Data entries
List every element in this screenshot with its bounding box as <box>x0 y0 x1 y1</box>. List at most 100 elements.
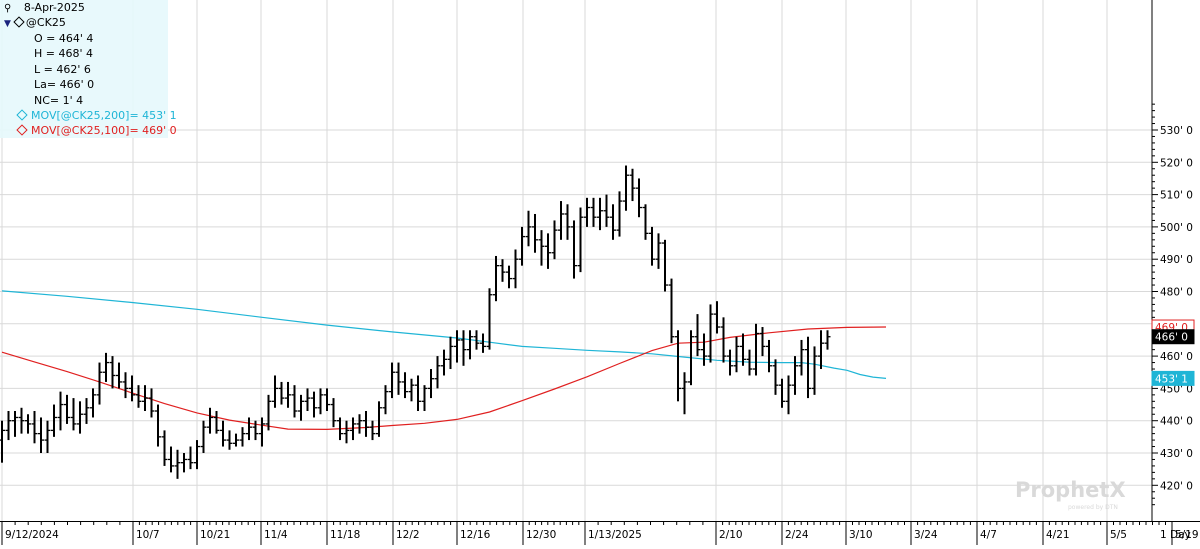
ohlc-bar <box>142 385 148 412</box>
ohlc-bar <box>636 178 642 218</box>
ohlc-bar <box>96 362 103 405</box>
ohlc-bar <box>122 372 129 399</box>
ohlc-bar <box>525 210 532 247</box>
symbol-label: @CK25 <box>25 16 66 29</box>
y-tick-label: 420' 0 <box>1160 480 1193 492</box>
ohlc-bar <box>486 288 493 350</box>
ohlc-bar <box>25 414 31 434</box>
ma100-legend[interactable]: MOV[@CK25,100]= 469' 0 <box>12 123 177 139</box>
watermark-brand: ProphetX <box>1015 478 1126 502</box>
ohlc-bar <box>766 339 772 373</box>
ohlc-bar <box>129 375 135 402</box>
ohlc-bar <box>311 391 317 418</box>
ohlc-bar <box>38 417 44 453</box>
ohlc-bar <box>779 378 785 408</box>
ohlc-bar <box>642 204 649 240</box>
ohlc-bar <box>603 194 610 227</box>
ma200-line <box>1 290 887 379</box>
ohlc-bar <box>785 375 792 415</box>
ohlc-bar <box>330 398 337 428</box>
date-row: ⚲ 8-Apr-2025 <box>4 0 85 17</box>
ohlc-bar <box>805 336 811 399</box>
ohlc-bar <box>454 330 460 363</box>
ohlc-bar <box>727 349 733 376</box>
collapse-triangle-icon[interactable]: ▼ <box>4 19 11 29</box>
ohlc-bar <box>18 407 25 434</box>
last-price-tag-label: 466' 0 <box>1155 332 1188 344</box>
ohlc-bar <box>155 404 161 447</box>
ohlc-bar <box>408 378 415 402</box>
ohlc-bar <box>714 301 720 334</box>
y-tick-label: 490' 0 <box>1160 254 1193 266</box>
ohlc-bar <box>421 385 428 412</box>
ohlc-bar <box>675 330 681 402</box>
ohlc-bar <box>733 336 740 373</box>
ohlc-bar <box>304 388 311 412</box>
ohlc-bar <box>688 330 694 386</box>
ohlc-bar <box>259 417 265 447</box>
ohlc-bar <box>207 407 213 434</box>
ohlc-bar <box>226 430 233 450</box>
y-tick-label: 530' 0 <box>1160 125 1193 137</box>
ohlc-bar <box>564 204 571 240</box>
x-tick-label: 4/7 <box>980 529 997 541</box>
ohlc-bar <box>343 420 350 444</box>
ohlc-bar <box>480 333 486 353</box>
ma200-legend[interactable]: MOV[@CK25,200]= 453' 1 <box>12 108 177 124</box>
ohlc-bar <box>538 230 545 266</box>
y-axis-panel <box>1152 0 1200 521</box>
y-tick-label: 500' 0 <box>1160 222 1193 234</box>
ohlc-bar <box>447 336 454 370</box>
x-tick-label: 3/10 <box>849 529 873 541</box>
ohlc-bar <box>90 388 96 418</box>
y-tick-label: 450' 0 <box>1160 383 1193 395</box>
x-axis-panel[interactable] <box>0 521 1200 545</box>
ohlc-bar <box>545 233 551 269</box>
ohlc-bar <box>168 446 174 473</box>
y-tick-label: 440' 0 <box>1160 416 1193 428</box>
moving-average-lines <box>1 290 887 431</box>
ohlc-bar <box>382 385 389 415</box>
ohlc-bar <box>103 352 109 382</box>
ohlc-bar <box>753 323 759 376</box>
ohlc-bar <box>662 239 668 292</box>
ohlc-bar <box>597 197 603 231</box>
ohlc-bar <box>187 446 194 470</box>
ohlc-bar <box>51 404 57 437</box>
x-tick-label: 9/12/2024 <box>5 529 59 541</box>
grid <box>0 0 1173 521</box>
open-label: O = 464' 4 <box>34 32 94 45</box>
ma200-price-tag-label: 453' 1 <box>1155 373 1188 385</box>
ohlc-bar <box>200 420 207 453</box>
ohlc-bar <box>798 339 805 376</box>
y-tick-label: 430' 0 <box>1160 448 1193 460</box>
x-tick-label: 5/5 <box>1110 529 1127 541</box>
magnifier-icon[interactable]: ⚲ <box>4 3 12 14</box>
ohlc-bar <box>161 430 168 466</box>
ohlc-bar <box>239 427 246 447</box>
ohlc-bar <box>148 388 155 418</box>
quote-info-panel: ⚲ 8-Apr-2025 ▼ @CK25 O = 464' 4 H = 468' … <box>0 0 177 138</box>
ohlc-bar <box>551 220 558 260</box>
y-tick-label: 510' 0 <box>1160 190 1193 202</box>
y-tick-label: 480' 0 <box>1160 287 1193 299</box>
prophetx-watermark: ProphetX powered by DTN <box>1015 478 1126 511</box>
ohlc-bar <box>116 362 122 389</box>
ohlc-bar <box>701 333 707 366</box>
ohlc-bar <box>31 411 38 444</box>
ohlc-bar <box>395 362 402 395</box>
symbol-row[interactable]: ▼ @CK25 <box>4 15 66 33</box>
timeframe-label[interactable]: 1 Day <box>1160 529 1191 541</box>
ohlc-bar <box>350 417 356 441</box>
low-label: L = 462' 6 <box>34 63 91 76</box>
ohlc-bar <box>194 440 200 470</box>
y-tick-label: 520' 0 <box>1160 157 1193 169</box>
ohlc-bar <box>655 233 662 269</box>
y-tick-label: 460' 0 <box>1160 351 1193 363</box>
ohlc-bar <box>369 420 376 441</box>
ohlc-bar <box>746 349 753 376</box>
ohlc-bar <box>740 333 746 366</box>
ohlc-bars <box>0 165 831 479</box>
ohlc-bar <box>233 433 239 447</box>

> TASK
Can you return, unchanged, the data lines from the line with "ohlc-bar <box>142 385 148 412</box>" to the line with "ohlc-bar <box>330 398 337 428</box>", including both of those lines?

> RESPONSE TO THE TASK
ohlc-bar <box>142 385 148 412</box>
ohlc-bar <box>636 178 642 218</box>
ohlc-bar <box>96 362 103 405</box>
ohlc-bar <box>122 372 129 399</box>
ohlc-bar <box>525 210 532 247</box>
symbol-label: @CK25 <box>25 16 66 29</box>
y-tick-label: 420' 0 <box>1160 480 1193 492</box>
ohlc-bar <box>486 288 493 350</box>
ohlc-bar <box>25 414 31 434</box>
ma100-legend[interactable]: MOV[@CK25,100]= 469' 0 <box>12 123 177 139</box>
watermark-brand: ProphetX <box>1015 478 1126 502</box>
ohlc-bar <box>766 339 772 373</box>
ohlc-bar <box>129 375 135 402</box>
ohlc-bar <box>311 391 317 418</box>
ohlc-bar <box>38 417 44 453</box>
ohlc-bar <box>779 378 785 408</box>
ohlc-bar <box>642 204 649 240</box>
ohlc-bar <box>603 194 610 227</box>
ma200-line <box>1 290 887 379</box>
ohlc-bar <box>785 375 792 415</box>
ohlc-bar <box>330 398 337 428</box>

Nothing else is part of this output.